* begin *

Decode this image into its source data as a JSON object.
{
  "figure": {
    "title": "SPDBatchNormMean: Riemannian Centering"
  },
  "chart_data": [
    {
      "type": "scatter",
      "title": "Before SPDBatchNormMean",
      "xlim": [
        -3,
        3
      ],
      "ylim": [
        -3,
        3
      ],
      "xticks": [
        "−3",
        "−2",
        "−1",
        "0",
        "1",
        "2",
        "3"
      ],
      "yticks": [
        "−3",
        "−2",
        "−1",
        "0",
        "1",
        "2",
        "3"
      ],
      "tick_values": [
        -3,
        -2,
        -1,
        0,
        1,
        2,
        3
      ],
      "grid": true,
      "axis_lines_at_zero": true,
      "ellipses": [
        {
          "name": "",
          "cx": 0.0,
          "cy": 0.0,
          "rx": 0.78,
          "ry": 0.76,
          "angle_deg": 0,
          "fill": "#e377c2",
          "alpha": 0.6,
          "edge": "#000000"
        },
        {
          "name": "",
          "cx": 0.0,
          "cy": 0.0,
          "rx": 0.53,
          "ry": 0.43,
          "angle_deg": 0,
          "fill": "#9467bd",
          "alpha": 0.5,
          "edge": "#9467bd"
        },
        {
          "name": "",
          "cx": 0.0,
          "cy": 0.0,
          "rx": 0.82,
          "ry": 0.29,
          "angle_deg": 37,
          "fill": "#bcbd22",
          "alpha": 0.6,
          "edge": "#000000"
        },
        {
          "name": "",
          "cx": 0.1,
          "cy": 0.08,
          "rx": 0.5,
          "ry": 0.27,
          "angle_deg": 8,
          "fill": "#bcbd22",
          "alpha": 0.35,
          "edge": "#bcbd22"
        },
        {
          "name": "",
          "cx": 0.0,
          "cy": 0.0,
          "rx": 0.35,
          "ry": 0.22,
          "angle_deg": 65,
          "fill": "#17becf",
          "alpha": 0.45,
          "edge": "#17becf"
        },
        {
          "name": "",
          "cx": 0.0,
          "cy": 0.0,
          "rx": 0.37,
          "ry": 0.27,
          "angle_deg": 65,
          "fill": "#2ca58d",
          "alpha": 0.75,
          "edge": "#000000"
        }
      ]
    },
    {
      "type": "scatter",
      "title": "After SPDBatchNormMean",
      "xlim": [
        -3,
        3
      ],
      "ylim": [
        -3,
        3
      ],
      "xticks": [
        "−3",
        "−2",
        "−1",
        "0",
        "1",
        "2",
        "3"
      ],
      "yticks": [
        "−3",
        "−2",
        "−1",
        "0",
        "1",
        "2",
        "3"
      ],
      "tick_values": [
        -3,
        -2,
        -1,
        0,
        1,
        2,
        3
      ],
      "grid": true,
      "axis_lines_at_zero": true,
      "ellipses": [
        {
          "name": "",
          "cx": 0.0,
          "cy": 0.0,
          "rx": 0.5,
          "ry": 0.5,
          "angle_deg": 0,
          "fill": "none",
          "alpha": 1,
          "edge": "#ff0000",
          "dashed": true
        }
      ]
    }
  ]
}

* end *

What needs to be done. Please reproduce each record precisely as written.

Problem solution.
Decode this image into its source data as a JSON object.
{
  "figure": {
    "title": "SPDBatchNormMean: Riemannian Centering"
  },
  "chart_data": [
    {
      "type": "scatter",
      "title": "Before SPDBatchNormMean",
      "xlim": [
        -3,
        3
      ],
      "ylim": [
        -3,
        3
      ],
      "xticks": [
        "−3",
        "−2",
        "−1",
        "0",
        "1",
        "2",
        "3"
      ],
      "yticks": [
        "−3",
        "−2",
        "−1",
        "0",
        "1",
        "2",
        "3"
      ],
      "tick_values": [
        -3,
        -2,
        -1,
        0,
        1,
        2,
        3
      ],
      "grid": true,
      "axis_lines_at_zero": true,
      "ellipses": [
        {
          "name": "",
          "cx": 0.0,
          "cy": 0.0,
          "rx": 0.78,
          "ry": 0.76,
          "angle_deg": 0,
          "fill": "#e377c2",
          "alpha": 0.6,
          "edge": "#000000"
        },
        {
          "name": "",
          "cx": 0.0,
          "cy": 0.0,
          "rx": 0.53,
          "ry": 0.43,
          "angle_deg": 0,
          "fill": "#9467bd",
          "alpha": 0.5,
          "edge": "#9467bd"
        },
        {
          "name": "",
          "cx": 0.0,
          "cy": 0.0,
          "rx": 0.82,
          "ry": 0.29,
          "angle_deg": 37,
          "fill": "#bcbd22",
          "alpha": 0.6,
          "edge": "#000000"
        },
        {
          "name": "",
          "cx": 0.1,
          "cy": 0.08,
          "rx": 0.5,
          "ry": 0.27,
          "angle_deg": 8,
          "fill": "#bcbd22",
          "alpha": 0.35,
          "edge": "#bcbd22"
        },
        {
          "name": "",
          "cx": 0.0,
          "cy": 0.0,
          "rx": 0.35,
          "ry": 0.22,
          "angle_deg": 65,
          "fill": "#17becf",
          "alpha": 0.45,
          "edge": "#17becf"
        },
        {
          "name": "",
          "cx": 0.0,
          "cy": 0.0,
          "rx": 0.37,
          "ry": 0.27,
          "angle_deg": 65,
          "fill": "#2ca58d",
          "alpha": 0.75,
          "edge": "#000000"
        }
      ]
    },
    {
      "type": "scatter",
      "title": "After SPDBatchNormMean",
      "xlim": [
        -3,
        3
      ],
      "ylim": [
        -3,
        3
      ],
      "xticks": [
        "−3",
        "−2",
        "−1",
        "0",
        "1",
        "2",
        "3"
      ],
      "yticks": [
        "−3",
        "−2",
        "−1",
        "0",
        "1",
        "2",
        "3"
      ],
      "tick_values": [
        -3,
        -2,
        -1,
        0,
        1,
        2,
        3
      ],
      "grid": true,
      "axis_lines_at_zero": true,
      "ellipses": [
        {
          "name": "",
          "cx": 0.0,
          "cy": 0.0,
          "rx": 0.5,
          "ry": 0.5,
          "angle_deg": 0,
          "fill": "none",
          "alpha": 1,
          "edge": "#ff0000",
          "dashed": true
        }
      ]
    }
  ]
}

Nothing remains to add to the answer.